*PROBLEM TO WORK ON:* Copy the entries below exactly. Images do not belong in the copy.

____________

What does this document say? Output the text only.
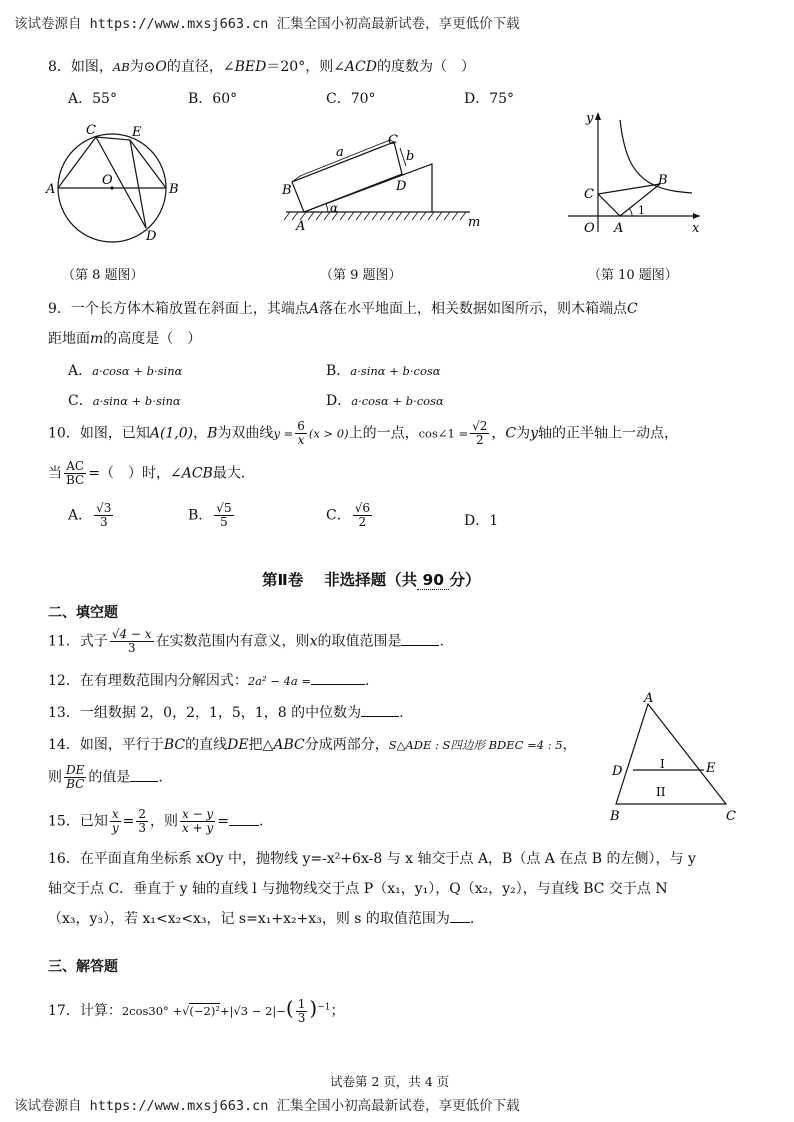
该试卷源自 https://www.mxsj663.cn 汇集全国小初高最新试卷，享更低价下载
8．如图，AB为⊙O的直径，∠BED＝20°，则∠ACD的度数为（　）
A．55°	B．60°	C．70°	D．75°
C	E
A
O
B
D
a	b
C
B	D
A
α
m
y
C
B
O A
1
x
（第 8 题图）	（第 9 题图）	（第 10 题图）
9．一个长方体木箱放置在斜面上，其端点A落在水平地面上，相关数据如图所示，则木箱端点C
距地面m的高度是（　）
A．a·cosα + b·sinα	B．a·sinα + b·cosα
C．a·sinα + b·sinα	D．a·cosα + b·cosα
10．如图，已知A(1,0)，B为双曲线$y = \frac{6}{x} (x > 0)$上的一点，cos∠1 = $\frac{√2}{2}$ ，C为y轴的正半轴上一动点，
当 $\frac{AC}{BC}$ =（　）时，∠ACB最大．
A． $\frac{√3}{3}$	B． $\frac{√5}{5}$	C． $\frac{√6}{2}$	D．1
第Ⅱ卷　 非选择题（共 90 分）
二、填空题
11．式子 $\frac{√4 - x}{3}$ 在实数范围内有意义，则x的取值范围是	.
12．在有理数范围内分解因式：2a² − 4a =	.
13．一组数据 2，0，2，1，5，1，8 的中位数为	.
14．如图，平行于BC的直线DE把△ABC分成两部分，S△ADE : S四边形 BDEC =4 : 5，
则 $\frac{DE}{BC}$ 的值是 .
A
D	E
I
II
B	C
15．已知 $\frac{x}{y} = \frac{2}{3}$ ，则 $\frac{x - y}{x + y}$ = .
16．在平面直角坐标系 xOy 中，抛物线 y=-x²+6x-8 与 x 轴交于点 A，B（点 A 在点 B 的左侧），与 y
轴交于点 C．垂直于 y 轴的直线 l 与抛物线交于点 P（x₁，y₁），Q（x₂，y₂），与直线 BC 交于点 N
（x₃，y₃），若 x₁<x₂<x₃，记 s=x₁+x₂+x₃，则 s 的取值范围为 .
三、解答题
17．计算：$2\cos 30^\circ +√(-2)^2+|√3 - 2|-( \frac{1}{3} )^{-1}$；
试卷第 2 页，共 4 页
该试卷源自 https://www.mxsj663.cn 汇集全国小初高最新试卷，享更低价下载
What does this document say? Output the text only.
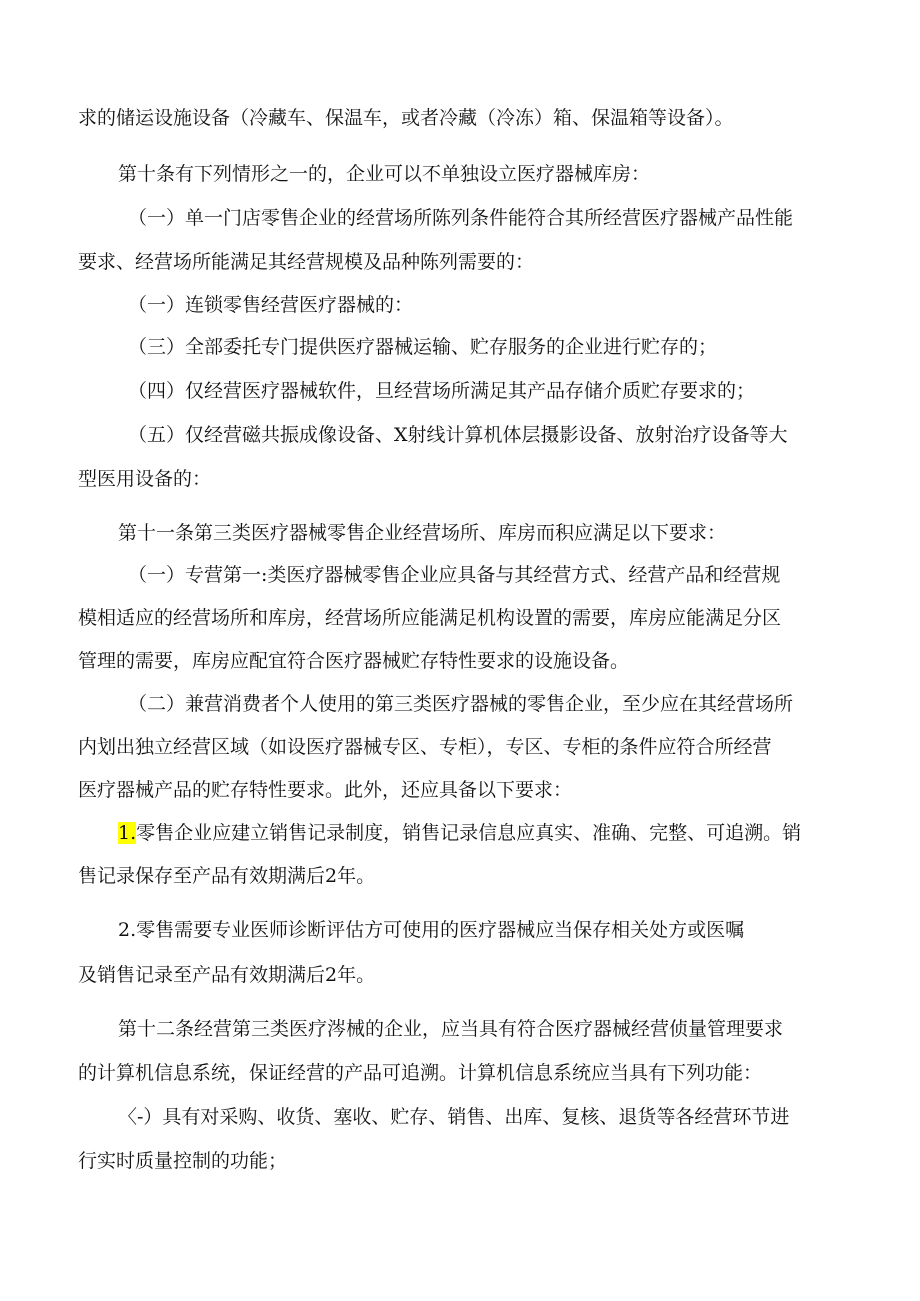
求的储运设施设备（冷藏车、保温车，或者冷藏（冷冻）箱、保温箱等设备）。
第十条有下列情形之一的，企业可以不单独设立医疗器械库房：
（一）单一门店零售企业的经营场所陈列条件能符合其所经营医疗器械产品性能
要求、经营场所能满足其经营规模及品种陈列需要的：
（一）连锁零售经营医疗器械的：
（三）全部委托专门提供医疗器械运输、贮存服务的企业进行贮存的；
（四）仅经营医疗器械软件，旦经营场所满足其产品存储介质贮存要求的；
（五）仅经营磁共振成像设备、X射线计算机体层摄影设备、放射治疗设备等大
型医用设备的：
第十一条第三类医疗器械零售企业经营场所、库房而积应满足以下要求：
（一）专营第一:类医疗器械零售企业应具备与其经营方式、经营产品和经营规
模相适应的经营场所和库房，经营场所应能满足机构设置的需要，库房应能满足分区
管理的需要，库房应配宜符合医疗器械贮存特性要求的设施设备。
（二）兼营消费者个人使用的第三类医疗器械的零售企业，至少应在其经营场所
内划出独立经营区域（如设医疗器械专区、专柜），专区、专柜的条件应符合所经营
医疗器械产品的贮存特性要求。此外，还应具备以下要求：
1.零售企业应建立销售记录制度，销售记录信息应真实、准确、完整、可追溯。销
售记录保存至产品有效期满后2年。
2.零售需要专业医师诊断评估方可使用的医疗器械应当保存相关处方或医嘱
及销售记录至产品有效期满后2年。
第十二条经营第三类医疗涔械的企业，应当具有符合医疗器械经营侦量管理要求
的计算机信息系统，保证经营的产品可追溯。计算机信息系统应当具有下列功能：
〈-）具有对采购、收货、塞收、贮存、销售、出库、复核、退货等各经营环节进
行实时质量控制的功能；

____________

*WRITTEN REPLY:*
What does this document say? Output the text only.
该试卷源自 https://www.mxsj663.cn 汇集全国小初高最新试卷，享更低价下载
8．如图，AB为⊙O的直径，∠BED＝20°，则∠ACD的度数为（　）
A．55°	B．60°	C．70°	D．75°
C	E
A
O
B
D
a	b
C
B	D
A
α
m
y
C
B
O A
1
x
（第 8 题图）	（第 9 题图）	（第 10 题图）
9．一个长方体木箱放置在斜面上，其端点A落在水平地面上，相关数据如图所示，则木箱端点C
距地面m的高度是（　）
A．a·cosα + b·sinα	B．a·sinα + b·cosα
C．a·sinα + b·sinα	D．a·cosα + b·cosα
10．如图，已知A(1,0)，B为双曲线$y = \frac{6}{x} (x > 0)$上的一点，cos∠1 = $\frac{√2}{2}$ ，C为y轴的正半轴上一动点，
当 $\frac{AC}{BC}$ =（　）时，∠ACB最大．
A． $\frac{√3}{3}$	B． $\frac{√5}{5}$	C． $\frac{√6}{2}$	D．1
第Ⅱ卷　 非选择题（共 90 分）
二、填空题
11．式子 $\frac{√4 - x}{3}$ 在实数范围内有意义，则x的取值范围是	.
12．在有理数范围内分解因式：2a² − 4a =	.
13．一组数据 2，0，2，1，5，1，8 的中位数为	.
14．如图，平行于BC的直线DE把△ABC分成两部分，S△ADE : S四边形 BDEC =4 : 5，
则 $\frac{DE}{BC}$ 的值是 .
A
D	E
I
II
B	C
15．已知 $\frac{x}{y} = \frac{2}{3}$ ，则 $\frac{x - y}{x + y}$ = .
16．在平面直角坐标系 xOy 中，抛物线 y=-x²+6x-8 与 x 轴交于点 A，B（点 A 在点 B 的左侧），与 y
轴交于点 C．垂直于 y 轴的直线 l 与抛物线交于点 P（x₁，y₁），Q（x₂，y₂），与直线 BC 交于点 N
（x₃，y₃），若 x₁<x₂<x₃，记 s=x₁+x₂+x₃，则 s 的取值范围为 .
三、解答题
17．计算：$2\cos 30^\circ +√(-2)^2+|√3 - 2|-( \frac{1}{3} )^{-1}$；
试卷第 2 页，共 4 页
该试卷源自 https://www.mxsj663.cn 汇集全国小初高最新试卷，享更低价下载
What does this document say? Output the text only.
求的储运设施设备（冷藏车、保温车，或者冷藏（冷冻）箱、保温箱等设备）。
第十条有下列情形之一的，企业可以不单独设立医疗器械库房：
（一）单一门店零售企业的经营场所陈列条件能符合其所经营医疗器械产品性能
要求、经营场所能满足其经营规模及品种陈列需要的：
（一）连锁零售经营医疗器械的：
（三）全部委托专门提供医疗器械运输、贮存服务的企业进行贮存的；
（四）仅经营医疗器械软件，旦经营场所满足其产品存储介质贮存要求的；
（五）仅经营磁共振成像设备、X射线计算机体层摄影设备、放射治疗设备等大
型医用设备的：
第十一条第三类医疗器械零售企业经营场所、库房而积应满足以下要求：
（一）专营第一:类医疗器械零售企业应具备与其经营方式、经营产品和经营规
模相适应的经营场所和库房，经营场所应能满足机构设置的需要，库房应能满足分区
管理的需要，库房应配宜符合医疗器械贮存特性要求的设施设备。
（二）兼营消费者个人使用的第三类医疗器械的零售企业，至少应在其经营场所
内划出独立经营区域（如设医疗器械专区、专柜），专区、专柜的条件应符合所经营
医疗器械产品的贮存特性要求。此外，还应具备以下要求：
1.零售企业应建立销售记录制度，销售记录信息应真实、准确、完整、可追溯。销
售记录保存至产品有效期满后2年。
2.零售需要专业医师诊断评估方可使用的医疗器械应当保存相关处方或医嘱
及销售记录至产品有效期满后2年。
第十二条经营第三类医疗涔械的企业，应当具有符合医疗器械经营侦量管理要求
的计算机信息系统，保证经营的产品可追溯。计算机信息系统应当具有下列功能：
〈-）具有对采购、收货、塞收、贮存、销售、出库、复核、退货等各经营环节进
行实时质量控制的功能；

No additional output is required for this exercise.